**Supplied data**
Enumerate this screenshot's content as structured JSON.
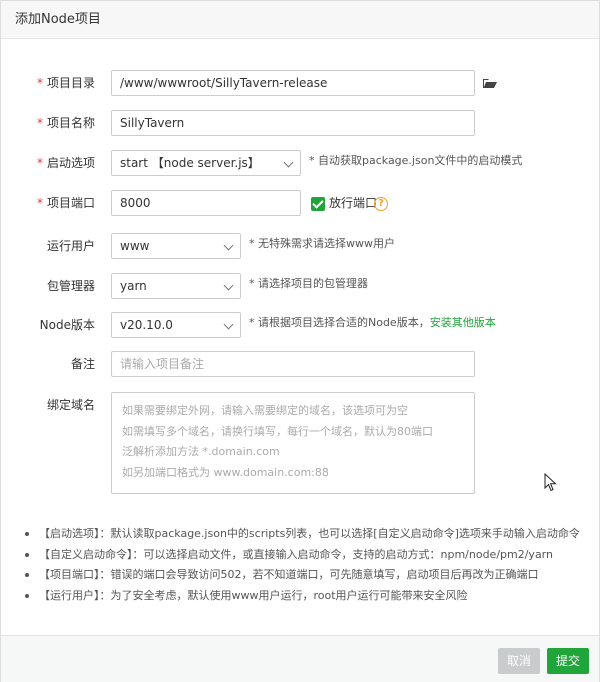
{
  "dialog": {
    "title": "添加Node项目"
  },
  "form": {
    "project_dir": {
      "label": "项目目录",
      "value": "/www/wwwroot/SillyTavern-release"
    },
    "project_name": {
      "label": "项目名称",
      "value": "SillyTavern"
    },
    "start_option": {
      "label": "启动选项",
      "value": "start 【node server.js】",
      "hint": "* 自动获取package.json文件中的启动模式"
    },
    "project_port": {
      "label": "项目端口",
      "value": "8000",
      "open_port_label": "放行端口",
      "open_port_checked": true
    },
    "run_user": {
      "label": "运行用户",
      "value": "www",
      "hint": "* 无特殊需求请选择www用户"
    },
    "package_manager": {
      "label": "包管理器",
      "value": "yarn",
      "hint": "* 请选择项目的包管理器"
    },
    "node_version": {
      "label": "Node版本",
      "value": "v20.10.0",
      "hint": "* 请根据项目选择合适的Node版本，",
      "link": "安装其他版本"
    },
    "remark": {
      "label": "备注",
      "placeholder": "请输入项目备注"
    },
    "domain": {
      "label": "绑定域名",
      "placeholder_lines": [
        "如果需要绑定外网，请输入需要绑定的域名，该选项可为空",
        "如需填写多个域名，请换行填写，每行一个域名，默认为80端口",
        "泛解析添加方法 *.domain.com",
        "如另加端口格式为 www.domain.com:88"
      ]
    }
  },
  "notes": [
    "【启动选项】：默认读取package.json中的scripts列表，也可以选择[自定义启动命令]选项来手动输入启动命令",
    "【自定义启动命令】：可以选择启动文件，或直接输入启动命令，支持的启动方式：npm/node/pm2/yarn",
    "【项目端口】：错误的端口会导致访问502，若不知道端口，可先随意填写，启动项目后再改为正确端口",
    "【运行用户】：为了安全考虑，默认使用www用户运行，root用户运行可能带来安全风险"
  ],
  "footer": {
    "cancel_label": "取消",
    "submit_label": "提交"
  },
  "colors": {
    "accent": "#20a53a",
    "required": "#e53935",
    "help": "#f0a020",
    "cancel_bg": "#c9cccd"
  }
}
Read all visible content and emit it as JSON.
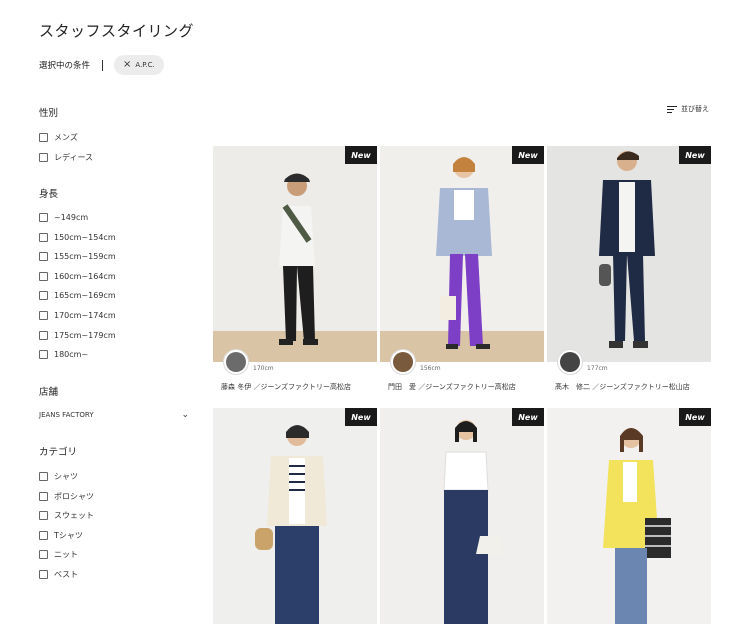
{
  "page": {
    "title": "スタッフスタイリング"
  },
  "conditions": {
    "label": "選択中の条件",
    "chip": "A.P.C."
  },
  "sort": {
    "label": "並び替え"
  },
  "sidebar": {
    "gender": {
      "title": "性別",
      "options": [
        "メンズ",
        "レディース"
      ]
    },
    "height": {
      "title": "身長",
      "options": [
        "~149cm",
        "150cm~154cm",
        "155cm~159cm",
        "160cm~164cm",
        "165cm~169cm",
        "170cm~174cm",
        "175cm~179cm",
        "180cm~"
      ]
    },
    "store": {
      "title": "店舗",
      "selected": "JEANS FACTORY"
    },
    "category": {
      "title": "カテゴリ",
      "options": [
        "シャツ",
        "ポロシャツ",
        "スウェット",
        "Tシャツ",
        "ニット",
        "ベスト"
      ]
    }
  },
  "cards": [
    {
      "badge": "New",
      "height": "170cm",
      "staff": "藤森 冬伊 ／ジーンズファクトリー高松店"
    },
    {
      "badge": "New",
      "height": "156cm",
      "staff": "門田　愛 ／ジーンズファクトリー高松店"
    },
    {
      "badge": "New",
      "height": "177cm",
      "staff": "髙木　修二 ／ジーンズファクトリー松山店"
    },
    {
      "badge": "New"
    },
    {
      "badge": "New"
    },
    {
      "badge": "New"
    }
  ]
}
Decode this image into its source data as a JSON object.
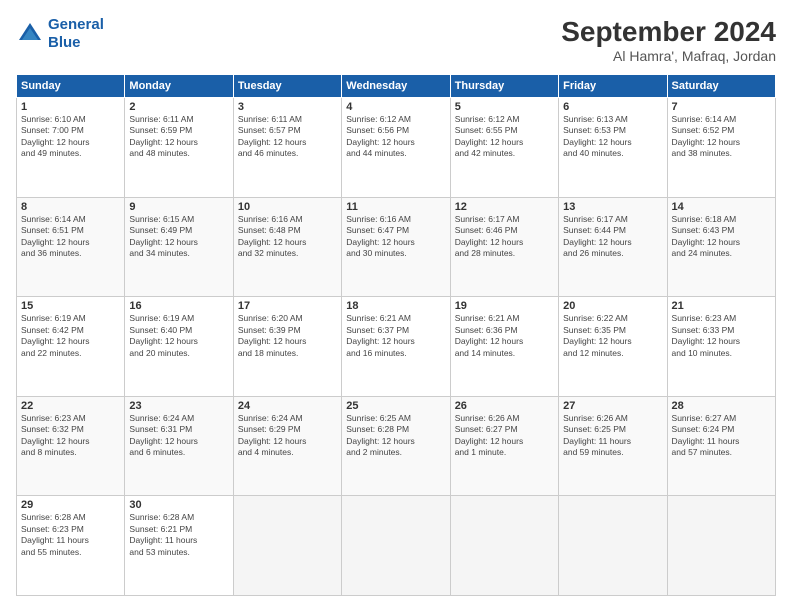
{
  "header": {
    "logo": {
      "line1": "General",
      "line2": "Blue"
    },
    "title": "September 2024",
    "location": "Al Hamra', Mafraq, Jordan"
  },
  "days_of_week": [
    "Sunday",
    "Monday",
    "Tuesday",
    "Wednesday",
    "Thursday",
    "Friday",
    "Saturday"
  ],
  "weeks": [
    [
      {
        "day": "1",
        "info": "Sunrise: 6:10 AM\nSunset: 7:00 PM\nDaylight: 12 hours\nand 49 minutes."
      },
      {
        "day": "2",
        "info": "Sunrise: 6:11 AM\nSunset: 6:59 PM\nDaylight: 12 hours\nand 48 minutes."
      },
      {
        "day": "3",
        "info": "Sunrise: 6:11 AM\nSunset: 6:57 PM\nDaylight: 12 hours\nand 46 minutes."
      },
      {
        "day": "4",
        "info": "Sunrise: 6:12 AM\nSunset: 6:56 PM\nDaylight: 12 hours\nand 44 minutes."
      },
      {
        "day": "5",
        "info": "Sunrise: 6:12 AM\nSunset: 6:55 PM\nDaylight: 12 hours\nand 42 minutes."
      },
      {
        "day": "6",
        "info": "Sunrise: 6:13 AM\nSunset: 6:53 PM\nDaylight: 12 hours\nand 40 minutes."
      },
      {
        "day": "7",
        "info": "Sunrise: 6:14 AM\nSunset: 6:52 PM\nDaylight: 12 hours\nand 38 minutes."
      }
    ],
    [
      {
        "day": "8",
        "info": "Sunrise: 6:14 AM\nSunset: 6:51 PM\nDaylight: 12 hours\nand 36 minutes."
      },
      {
        "day": "9",
        "info": "Sunrise: 6:15 AM\nSunset: 6:49 PM\nDaylight: 12 hours\nand 34 minutes."
      },
      {
        "day": "10",
        "info": "Sunrise: 6:16 AM\nSunset: 6:48 PM\nDaylight: 12 hours\nand 32 minutes."
      },
      {
        "day": "11",
        "info": "Sunrise: 6:16 AM\nSunset: 6:47 PM\nDaylight: 12 hours\nand 30 minutes."
      },
      {
        "day": "12",
        "info": "Sunrise: 6:17 AM\nSunset: 6:46 PM\nDaylight: 12 hours\nand 28 minutes."
      },
      {
        "day": "13",
        "info": "Sunrise: 6:17 AM\nSunset: 6:44 PM\nDaylight: 12 hours\nand 26 minutes."
      },
      {
        "day": "14",
        "info": "Sunrise: 6:18 AM\nSunset: 6:43 PM\nDaylight: 12 hours\nand 24 minutes."
      }
    ],
    [
      {
        "day": "15",
        "info": "Sunrise: 6:19 AM\nSunset: 6:42 PM\nDaylight: 12 hours\nand 22 minutes."
      },
      {
        "day": "16",
        "info": "Sunrise: 6:19 AM\nSunset: 6:40 PM\nDaylight: 12 hours\nand 20 minutes."
      },
      {
        "day": "17",
        "info": "Sunrise: 6:20 AM\nSunset: 6:39 PM\nDaylight: 12 hours\nand 18 minutes."
      },
      {
        "day": "18",
        "info": "Sunrise: 6:21 AM\nSunset: 6:37 PM\nDaylight: 12 hours\nand 16 minutes."
      },
      {
        "day": "19",
        "info": "Sunrise: 6:21 AM\nSunset: 6:36 PM\nDaylight: 12 hours\nand 14 minutes."
      },
      {
        "day": "20",
        "info": "Sunrise: 6:22 AM\nSunset: 6:35 PM\nDaylight: 12 hours\nand 12 minutes."
      },
      {
        "day": "21",
        "info": "Sunrise: 6:23 AM\nSunset: 6:33 PM\nDaylight: 12 hours\nand 10 minutes."
      }
    ],
    [
      {
        "day": "22",
        "info": "Sunrise: 6:23 AM\nSunset: 6:32 PM\nDaylight: 12 hours\nand 8 minutes."
      },
      {
        "day": "23",
        "info": "Sunrise: 6:24 AM\nSunset: 6:31 PM\nDaylight: 12 hours\nand 6 minutes."
      },
      {
        "day": "24",
        "info": "Sunrise: 6:24 AM\nSunset: 6:29 PM\nDaylight: 12 hours\nand 4 minutes."
      },
      {
        "day": "25",
        "info": "Sunrise: 6:25 AM\nSunset: 6:28 PM\nDaylight: 12 hours\nand 2 minutes."
      },
      {
        "day": "26",
        "info": "Sunrise: 6:26 AM\nSunset: 6:27 PM\nDaylight: 12 hours\nand 1 minute."
      },
      {
        "day": "27",
        "info": "Sunrise: 6:26 AM\nSunset: 6:25 PM\nDaylight: 11 hours\nand 59 minutes."
      },
      {
        "day": "28",
        "info": "Sunrise: 6:27 AM\nSunset: 6:24 PM\nDaylight: 11 hours\nand 57 minutes."
      }
    ],
    [
      {
        "day": "29",
        "info": "Sunrise: 6:28 AM\nSunset: 6:23 PM\nDaylight: 11 hours\nand 55 minutes."
      },
      {
        "day": "30",
        "info": "Sunrise: 6:28 AM\nSunset: 6:21 PM\nDaylight: 11 hours\nand 53 minutes."
      },
      {
        "day": "",
        "info": ""
      },
      {
        "day": "",
        "info": ""
      },
      {
        "day": "",
        "info": ""
      },
      {
        "day": "",
        "info": ""
      },
      {
        "day": "",
        "info": ""
      }
    ]
  ]
}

**Problem details**
Locate all lines in the listing above with the word "value" and copy them.

**Correct output**
      "value": "/www/wwwroot/SillyTavern-release"
      "value": "SillyTavern"
      "value": "start 【node server.js】",
      "value": "8000",
      "value": "www",
      "value": "yarn",
      "value": "v20.10.0",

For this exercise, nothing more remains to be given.